Data tied to figure images
────────

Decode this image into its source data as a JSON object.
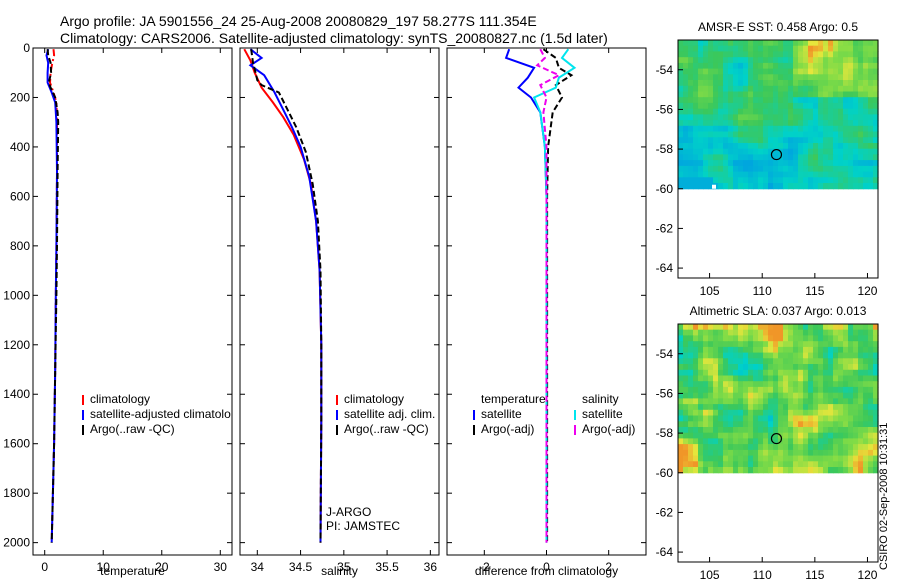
{
  "header": {
    "line1": "Argo profile: JA 5901556_24 25-Aug-2008 20080829_197 58.277S 111.354E",
    "line2": "Climatology: CARS2006. Satellite-adjusted climatology: synTS_20080827.nc (1.5d later)"
  },
  "credit": "CSIRO 02-Sep-2008 10:31:31",
  "colors": {
    "climatology": "#ff0000",
    "satellite": "#0000ff",
    "argo": "#000000",
    "sal_satellite": "#00e5ee",
    "sal_argo": "#ee00ee"
  },
  "chart_data": [
    {
      "type": "line",
      "panel": "temperature",
      "xlabel": "temperature",
      "ylabel": "",
      "xlim": [
        -2,
        32
      ],
      "ylim": [
        2050,
        0
      ],
      "y_reversed": true,
      "xticks": [
        0,
        10,
        20,
        30
      ],
      "yticks": [
        0,
        200,
        400,
        600,
        800,
        1000,
        1200,
        1400,
        1600,
        1800,
        2000
      ],
      "legend": [
        "climatology",
        "satellite-adjusted climatolo",
        "Argo(..raw -QC)"
      ],
      "series": [
        {
          "name": "climatology",
          "color": "#ff0000",
          "dash": "dashdot",
          "points": [
            [
              1.5,
              5
            ],
            [
              1.6,
              30
            ],
            [
              1.3,
              60
            ],
            [
              1.0,
              100
            ],
            [
              0.9,
              140
            ],
            [
              1.5,
              180
            ],
            [
              2.0,
              220
            ],
            [
              2.1,
              300
            ],
            [
              2.1,
              500
            ],
            [
              2.0,
              800
            ],
            [
              1.9,
              1000
            ],
            [
              1.8,
              1300
            ],
            [
              1.6,
              1600
            ],
            [
              1.4,
              1800
            ],
            [
              1.2,
              2000
            ]
          ]
        },
        {
          "name": "satellite-adjusted climatolo",
          "color": "#0000ff",
          "dash": "solid",
          "points": [
            [
              0.6,
              5
            ],
            [
              0.3,
              30
            ],
            [
              0.6,
              60
            ],
            [
              0.5,
              100
            ],
            [
              0.5,
              140
            ],
            [
              1.2,
              180
            ],
            [
              1.8,
              220
            ],
            [
              2.0,
              300
            ],
            [
              2.1,
              500
            ],
            [
              2.0,
              800
            ],
            [
              1.9,
              1000
            ],
            [
              1.8,
              1300
            ],
            [
              1.6,
              1600
            ],
            [
              1.4,
              1800
            ],
            [
              1.2,
              2000
            ]
          ]
        },
        {
          "name": "Argo(..raw -QC)",
          "color": "#000000",
          "dash": "dashed",
          "points": [
            [
              0.5,
              5
            ],
            [
              0.6,
              30
            ],
            [
              1.0,
              60
            ],
            [
              1.1,
              100
            ],
            [
              0.7,
              140
            ],
            [
              1.0,
              160
            ],
            [
              1.8,
              200
            ],
            [
              2.2,
              260
            ],
            [
              2.3,
              300
            ],
            [
              2.2,
              500
            ],
            [
              2.1,
              800
            ],
            [
              2.0,
              1000
            ],
            [
              1.8,
              1300
            ],
            [
              1.6,
              1600
            ],
            [
              1.4,
              1800
            ],
            [
              1.2,
              2000
            ]
          ]
        }
      ]
    },
    {
      "type": "line",
      "panel": "salinity",
      "xlabel": "salinity",
      "ylabel": "",
      "xlim": [
        33.8,
        36.1
      ],
      "ylim": [
        2050,
        0
      ],
      "y_reversed": true,
      "xticks": [
        34,
        34.5,
        35,
        35.5,
        36
      ],
      "legend": [
        "climatology",
        "satellite adj. clim.",
        "Argo(..raw -QC)"
      ],
      "annotations": [
        "J-ARGO",
        "PI: JAMSTEC"
      ],
      "series": [
        {
          "name": "climatology",
          "color": "#ff0000",
          "dash": "solid",
          "points": [
            [
              33.85,
              5
            ],
            [
              33.92,
              50
            ],
            [
              33.97,
              100
            ],
            [
              34.05,
              160
            ],
            [
              34.18,
              220
            ],
            [
              34.3,
              280
            ],
            [
              34.42,
              350
            ],
            [
              34.54,
              450
            ],
            [
              34.62,
              550
            ],
            [
              34.68,
              700
            ],
            [
              34.72,
              900
            ],
            [
              34.74,
              1200
            ],
            [
              34.74,
              1500
            ],
            [
              34.73,
              2000
            ]
          ]
        },
        {
          "name": "satellite adj. clim.",
          "color": "#0000ff",
          "dash": "solid",
          "points": [
            [
              33.92,
              5
            ],
            [
              34.05,
              40
            ],
            [
              33.92,
              70
            ],
            [
              34.08,
              110
            ],
            [
              34.2,
              180
            ],
            [
              34.3,
              250
            ],
            [
              34.4,
              320
            ],
            [
              34.5,
              400
            ],
            [
              34.6,
              520
            ],
            [
              34.68,
              700
            ],
            [
              34.72,
              900
            ],
            [
              34.74,
              1200
            ],
            [
              34.74,
              1500
            ],
            [
              34.73,
              2000
            ]
          ]
        },
        {
          "name": "Argo(..raw -QC)",
          "color": "#000000",
          "dash": "dashed",
          "points": [
            [
              33.93,
              5
            ],
            [
              33.95,
              60
            ],
            [
              33.98,
              100
            ],
            [
              34.0,
              130
            ],
            [
              34.05,
              150
            ],
            [
              34.25,
              180
            ],
            [
              34.35,
              250
            ],
            [
              34.45,
              320
            ],
            [
              34.56,
              420
            ],
            [
              34.64,
              550
            ],
            [
              34.7,
              700
            ],
            [
              34.73,
              900
            ],
            [
              34.74,
              1200
            ],
            [
              34.74,
              1500
            ],
            [
              34.73,
              2000
            ]
          ]
        }
      ]
    },
    {
      "type": "line",
      "panel": "difference",
      "xlabel": "difference from climatology",
      "ylabel": "",
      "xlim": [
        -3.2,
        3.2
      ],
      "ylim": [
        2050,
        0
      ],
      "y_reversed": true,
      "xticks": [
        -2,
        0,
        2
      ],
      "legend": [
        "temperature",
        "satellite",
        "Argo(-adj)",
        "salinity",
        "satellite",
        "Argo(-adj)"
      ],
      "series": [
        {
          "name": "temperature satellite",
          "color": "#0000ff",
          "dash": "solid",
          "points": [
            [
              -1.2,
              5
            ],
            [
              -1.3,
              40
            ],
            [
              -0.4,
              80
            ],
            [
              -0.6,
              120
            ],
            [
              -0.9,
              160
            ],
            [
              -0.5,
              200
            ],
            [
              -0.2,
              260
            ],
            [
              -0.05,
              400
            ],
            [
              0,
              600
            ],
            [
              0,
              1000
            ],
            [
              0,
              1500
            ],
            [
              0,
              2000
            ]
          ]
        },
        {
          "name": "temperature Argo(-adj)",
          "color": "#000000",
          "dash": "dashed",
          "points": [
            [
              -0.1,
              5
            ],
            [
              0.3,
              40
            ],
            [
              0.4,
              80
            ],
            [
              0.8,
              110
            ],
            [
              0.3,
              150
            ],
            [
              0.5,
              200
            ],
            [
              0.2,
              260
            ],
            [
              0.05,
              400
            ],
            [
              0.02,
              600
            ],
            [
              0.02,
              1000
            ],
            [
              0.02,
              1500
            ],
            [
              0.02,
              2000
            ]
          ]
        },
        {
          "name": "salinity satellite",
          "color": "#00e5ee",
          "dash": "solid",
          "points": [
            [
              0.7,
              5
            ],
            [
              0.5,
              40
            ],
            [
              0.9,
              80
            ],
            [
              0.4,
              120
            ],
            [
              0.3,
              160
            ],
            [
              -0.4,
              200
            ],
            [
              -0.2,
              260
            ],
            [
              -0.05,
              400
            ],
            [
              0,
              600
            ],
            [
              0,
              1000
            ],
            [
              0,
              1500
            ],
            [
              0,
              2000
            ]
          ]
        },
        {
          "name": "salinity Argo(-adj)",
          "color": "#ee00ee",
          "dash": "dashed",
          "points": [
            [
              -0.2,
              5
            ],
            [
              -0.05,
              40
            ],
            [
              -0.3,
              70
            ],
            [
              0.4,
              110
            ],
            [
              -0.2,
              150
            ],
            [
              0.0,
              200
            ],
            [
              -0.1,
              260
            ],
            [
              0.0,
              400
            ],
            [
              0,
              600
            ],
            [
              0,
              1000
            ],
            [
              0,
              1500
            ],
            [
              0,
              2000
            ]
          ]
        }
      ]
    },
    {
      "type": "heatmap",
      "panel": "AMSR-E SST",
      "title": "AMSR-E SST: 0.458 Argo: 0.5",
      "xlim": [
        102,
        121
      ],
      "ylim": [
        -64.5,
        -52.5
      ],
      "xticks": [
        105,
        110,
        115,
        120
      ],
      "yticks": [
        -54,
        -56,
        -58,
        -60,
        -62,
        -64
      ],
      "data_lat_range": [
        -60,
        -52.5
      ],
      "argo_position": {
        "lon": 111.354,
        "lat": -58.277
      }
    },
    {
      "type": "heatmap",
      "panel": "Altimetric SLA",
      "title": "Altimetric SLA: 0.037 Argo: 0.013",
      "xlim": [
        102,
        121
      ],
      "ylim": [
        -64.5,
        -52.5
      ],
      "xticks": [
        105,
        110,
        115,
        120
      ],
      "yticks": [
        -54,
        -56,
        -58,
        -60,
        -62,
        -64
      ],
      "data_lat_range": [
        -60,
        -52.5
      ],
      "argo_position": {
        "lon": 111.354,
        "lat": -58.277
      }
    }
  ]
}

────────

Find every line that holds "title" and copy it.

• **Answer for the task**:
      "title": "AMSR-E SST: 0.458 Argo: 0.5",
      "title": "Altimetric SLA: 0.037 Argo: 0.013",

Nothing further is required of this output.